## START

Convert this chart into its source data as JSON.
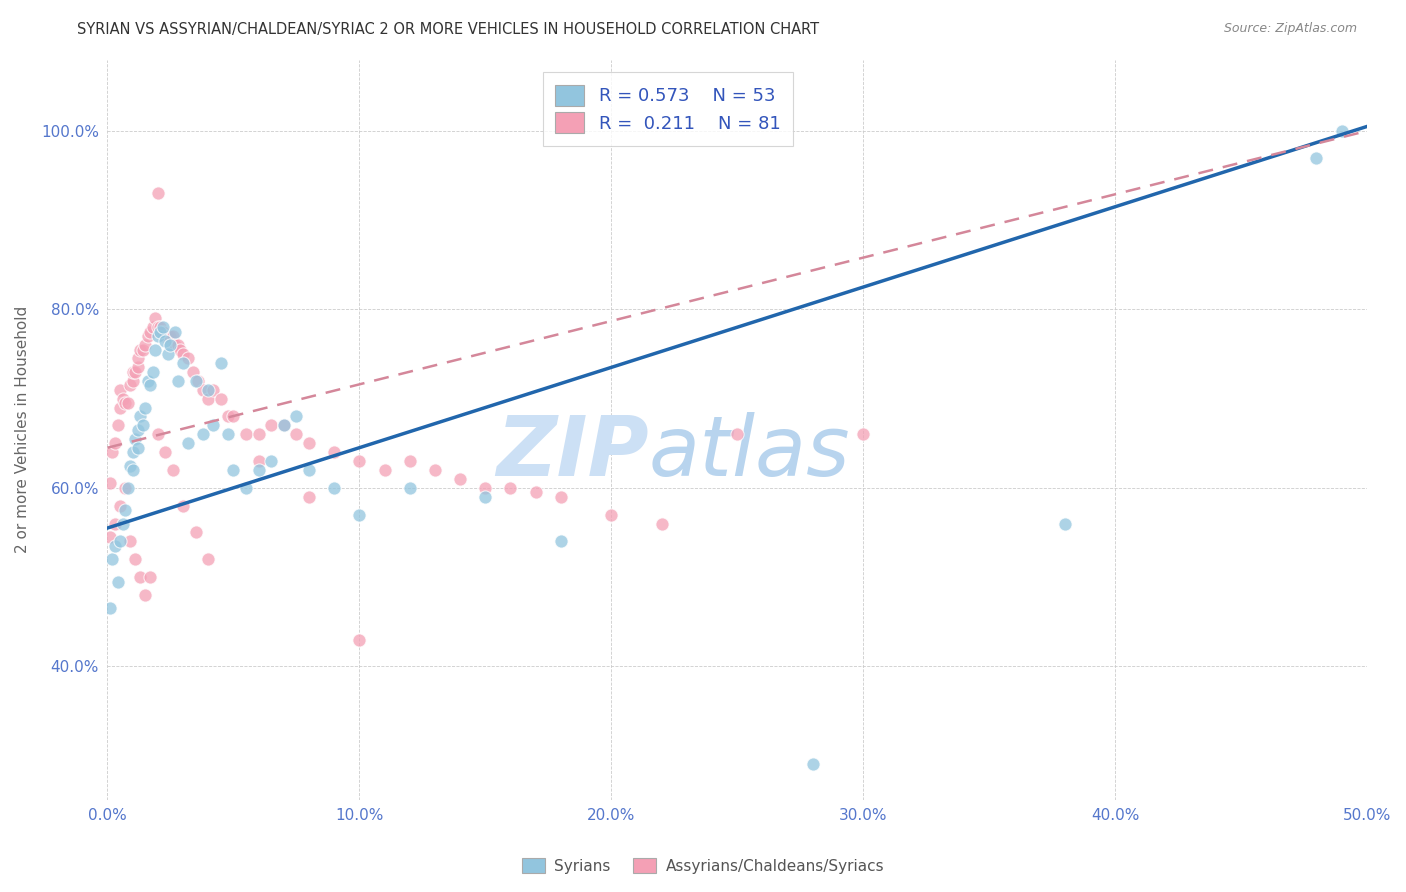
{
  "title": "SYRIAN VS ASSYRIAN/CHALDEAN/SYRIAC 2 OR MORE VEHICLES IN HOUSEHOLD CORRELATION CHART",
  "source": "Source: ZipAtlas.com",
  "ylabel": "2 or more Vehicles in Household",
  "xlim": [
    0.0,
    0.5
  ],
  "ylim": [
    0.25,
    1.08
  ],
  "xtick_labels": [
    "0.0%",
    "10.0%",
    "20.0%",
    "30.0%",
    "40.0%",
    "50.0%"
  ],
  "xtick_values": [
    0.0,
    0.1,
    0.2,
    0.3,
    0.4,
    0.5
  ],
  "ytick_labels": [
    "40.0%",
    "60.0%",
    "80.0%",
    "100.0%"
  ],
  "ytick_values": [
    0.4,
    0.6,
    0.8,
    1.0
  ],
  "blue_R": 0.573,
  "blue_N": 53,
  "pink_R": 0.211,
  "pink_N": 81,
  "blue_color": "#92c5de",
  "pink_color": "#f4a0b5",
  "trend_blue_color": "#2166ac",
  "trend_pink_color": "#d4879a",
  "grid_color": "#cccccc",
  "background_color": "#ffffff",
  "watermark_zip_color": "#cce0f5",
  "watermark_atlas_color": "#b8d4ee",
  "blue_trend_x0": 0.0,
  "blue_trend_y0": 0.555,
  "blue_trend_x1": 0.5,
  "blue_trend_y1": 1.005,
  "pink_trend_x0": 0.0,
  "pink_trend_y0": 0.645,
  "pink_trend_x1": 0.5,
  "pink_trend_y1": 1.0,
  "blue_scatter_x": [
    0.001,
    0.002,
    0.003,
    0.004,
    0.005,
    0.006,
    0.007,
    0.008,
    0.009,
    0.01,
    0.01,
    0.011,
    0.012,
    0.012,
    0.013,
    0.014,
    0.015,
    0.016,
    0.017,
    0.018,
    0.019,
    0.02,
    0.021,
    0.022,
    0.023,
    0.024,
    0.025,
    0.027,
    0.028,
    0.03,
    0.032,
    0.035,
    0.038,
    0.04,
    0.042,
    0.045,
    0.048,
    0.05,
    0.055,
    0.06,
    0.065,
    0.07,
    0.075,
    0.08,
    0.09,
    0.1,
    0.12,
    0.15,
    0.18,
    0.28,
    0.38,
    0.48,
    0.49
  ],
  "blue_scatter_y": [
    0.465,
    0.52,
    0.535,
    0.495,
    0.54,
    0.56,
    0.575,
    0.6,
    0.625,
    0.62,
    0.64,
    0.655,
    0.665,
    0.645,
    0.68,
    0.67,
    0.69,
    0.72,
    0.715,
    0.73,
    0.755,
    0.77,
    0.775,
    0.78,
    0.765,
    0.75,
    0.76,
    0.775,
    0.72,
    0.74,
    0.65,
    0.72,
    0.66,
    0.71,
    0.67,
    0.74,
    0.66,
    0.62,
    0.6,
    0.62,
    0.63,
    0.67,
    0.68,
    0.62,
    0.6,
    0.57,
    0.6,
    0.59,
    0.54,
    0.29,
    0.56,
    0.97,
    1.0
  ],
  "pink_scatter_x": [
    0.001,
    0.002,
    0.003,
    0.004,
    0.005,
    0.005,
    0.006,
    0.007,
    0.008,
    0.009,
    0.01,
    0.01,
    0.011,
    0.012,
    0.012,
    0.013,
    0.014,
    0.015,
    0.016,
    0.017,
    0.018,
    0.019,
    0.02,
    0.021,
    0.022,
    0.023,
    0.024,
    0.025,
    0.026,
    0.027,
    0.028,
    0.029,
    0.03,
    0.032,
    0.034,
    0.036,
    0.038,
    0.04,
    0.042,
    0.045,
    0.048,
    0.05,
    0.055,
    0.06,
    0.065,
    0.07,
    0.075,
    0.08,
    0.09,
    0.1,
    0.11,
    0.12,
    0.13,
    0.14,
    0.15,
    0.16,
    0.17,
    0.18,
    0.2,
    0.22,
    0.25,
    0.001,
    0.003,
    0.005,
    0.007,
    0.009,
    0.011,
    0.013,
    0.015,
    0.017,
    0.02,
    0.023,
    0.026,
    0.03,
    0.035,
    0.04,
    0.06,
    0.08,
    0.1,
    0.3,
    0.02
  ],
  "pink_scatter_y": [
    0.605,
    0.64,
    0.65,
    0.67,
    0.69,
    0.71,
    0.7,
    0.695,
    0.695,
    0.715,
    0.72,
    0.73,
    0.73,
    0.735,
    0.745,
    0.755,
    0.755,
    0.76,
    0.77,
    0.775,
    0.78,
    0.79,
    0.78,
    0.78,
    0.775,
    0.77,
    0.77,
    0.77,
    0.77,
    0.76,
    0.76,
    0.755,
    0.75,
    0.745,
    0.73,
    0.72,
    0.71,
    0.7,
    0.71,
    0.7,
    0.68,
    0.68,
    0.66,
    0.66,
    0.67,
    0.67,
    0.66,
    0.65,
    0.64,
    0.63,
    0.62,
    0.63,
    0.62,
    0.61,
    0.6,
    0.6,
    0.595,
    0.59,
    0.57,
    0.56,
    0.66,
    0.545,
    0.56,
    0.58,
    0.6,
    0.54,
    0.52,
    0.5,
    0.48,
    0.5,
    0.66,
    0.64,
    0.62,
    0.58,
    0.55,
    0.52,
    0.63,
    0.59,
    0.43,
    0.66,
    0.93
  ]
}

## END

▶ _WHAT IS BEING ASKED_: Return each line from the material above exactly, but not the pictures.

▶ _FINAL RESULT_:
Convert this chart into its source data as JSON.
{
  "title": "SYRIAN VS ASSYRIAN/CHALDEAN/SYRIAC 2 OR MORE VEHICLES IN HOUSEHOLD CORRELATION CHART",
  "source": "Source: ZipAtlas.com",
  "ylabel": "2 or more Vehicles in Household",
  "xlim": [
    0.0,
    0.5
  ],
  "ylim": [
    0.25,
    1.08
  ],
  "xtick_labels": [
    "0.0%",
    "10.0%",
    "20.0%",
    "30.0%",
    "40.0%",
    "50.0%"
  ],
  "xtick_values": [
    0.0,
    0.1,
    0.2,
    0.3,
    0.4,
    0.5
  ],
  "ytick_labels": [
    "40.0%",
    "60.0%",
    "80.0%",
    "100.0%"
  ],
  "ytick_values": [
    0.4,
    0.6,
    0.8,
    1.0
  ],
  "blue_R": 0.573,
  "blue_N": 53,
  "pink_R": 0.211,
  "pink_N": 81,
  "blue_color": "#92c5de",
  "pink_color": "#f4a0b5",
  "trend_blue_color": "#2166ac",
  "trend_pink_color": "#d4879a",
  "grid_color": "#cccccc",
  "background_color": "#ffffff",
  "watermark_zip_color": "#cce0f5",
  "watermark_atlas_color": "#b8d4ee",
  "blue_trend_x0": 0.0,
  "blue_trend_y0": 0.555,
  "blue_trend_x1": 0.5,
  "blue_trend_y1": 1.005,
  "pink_trend_x0": 0.0,
  "pink_trend_y0": 0.645,
  "pink_trend_x1": 0.5,
  "pink_trend_y1": 1.0,
  "blue_scatter_x": [
    0.001,
    0.002,
    0.003,
    0.004,
    0.005,
    0.006,
    0.007,
    0.008,
    0.009,
    0.01,
    0.01,
    0.011,
    0.012,
    0.012,
    0.013,
    0.014,
    0.015,
    0.016,
    0.017,
    0.018,
    0.019,
    0.02,
    0.021,
    0.022,
    0.023,
    0.024,
    0.025,
    0.027,
    0.028,
    0.03,
    0.032,
    0.035,
    0.038,
    0.04,
    0.042,
    0.045,
    0.048,
    0.05,
    0.055,
    0.06,
    0.065,
    0.07,
    0.075,
    0.08,
    0.09,
    0.1,
    0.12,
    0.15,
    0.18,
    0.28,
    0.38,
    0.48,
    0.49
  ],
  "blue_scatter_y": [
    0.465,
    0.52,
    0.535,
    0.495,
    0.54,
    0.56,
    0.575,
    0.6,
    0.625,
    0.62,
    0.64,
    0.655,
    0.665,
    0.645,
    0.68,
    0.67,
    0.69,
    0.72,
    0.715,
    0.73,
    0.755,
    0.77,
    0.775,
    0.78,
    0.765,
    0.75,
    0.76,
    0.775,
    0.72,
    0.74,
    0.65,
    0.72,
    0.66,
    0.71,
    0.67,
    0.74,
    0.66,
    0.62,
    0.6,
    0.62,
    0.63,
    0.67,
    0.68,
    0.62,
    0.6,
    0.57,
    0.6,
    0.59,
    0.54,
    0.29,
    0.56,
    0.97,
    1.0
  ],
  "pink_scatter_x": [
    0.001,
    0.002,
    0.003,
    0.004,
    0.005,
    0.005,
    0.006,
    0.007,
    0.008,
    0.009,
    0.01,
    0.01,
    0.011,
    0.012,
    0.012,
    0.013,
    0.014,
    0.015,
    0.016,
    0.017,
    0.018,
    0.019,
    0.02,
    0.021,
    0.022,
    0.023,
    0.024,
    0.025,
    0.026,
    0.027,
    0.028,
    0.029,
    0.03,
    0.032,
    0.034,
    0.036,
    0.038,
    0.04,
    0.042,
    0.045,
    0.048,
    0.05,
    0.055,
    0.06,
    0.065,
    0.07,
    0.075,
    0.08,
    0.09,
    0.1,
    0.11,
    0.12,
    0.13,
    0.14,
    0.15,
    0.16,
    0.17,
    0.18,
    0.2,
    0.22,
    0.25,
    0.001,
    0.003,
    0.005,
    0.007,
    0.009,
    0.011,
    0.013,
    0.015,
    0.017,
    0.02,
    0.023,
    0.026,
    0.03,
    0.035,
    0.04,
    0.06,
    0.08,
    0.1,
    0.3,
    0.02
  ],
  "pink_scatter_y": [
    0.605,
    0.64,
    0.65,
    0.67,
    0.69,
    0.71,
    0.7,
    0.695,
    0.695,
    0.715,
    0.72,
    0.73,
    0.73,
    0.735,
    0.745,
    0.755,
    0.755,
    0.76,
    0.77,
    0.775,
    0.78,
    0.79,
    0.78,
    0.78,
    0.775,
    0.77,
    0.77,
    0.77,
    0.77,
    0.76,
    0.76,
    0.755,
    0.75,
    0.745,
    0.73,
    0.72,
    0.71,
    0.7,
    0.71,
    0.7,
    0.68,
    0.68,
    0.66,
    0.66,
    0.67,
    0.67,
    0.66,
    0.65,
    0.64,
    0.63,
    0.62,
    0.63,
    0.62,
    0.61,
    0.6,
    0.6,
    0.595,
    0.59,
    0.57,
    0.56,
    0.66,
    0.545,
    0.56,
    0.58,
    0.6,
    0.54,
    0.52,
    0.5,
    0.48,
    0.5,
    0.66,
    0.64,
    0.62,
    0.58,
    0.55,
    0.52,
    0.63,
    0.59,
    0.43,
    0.66,
    0.93
  ]
}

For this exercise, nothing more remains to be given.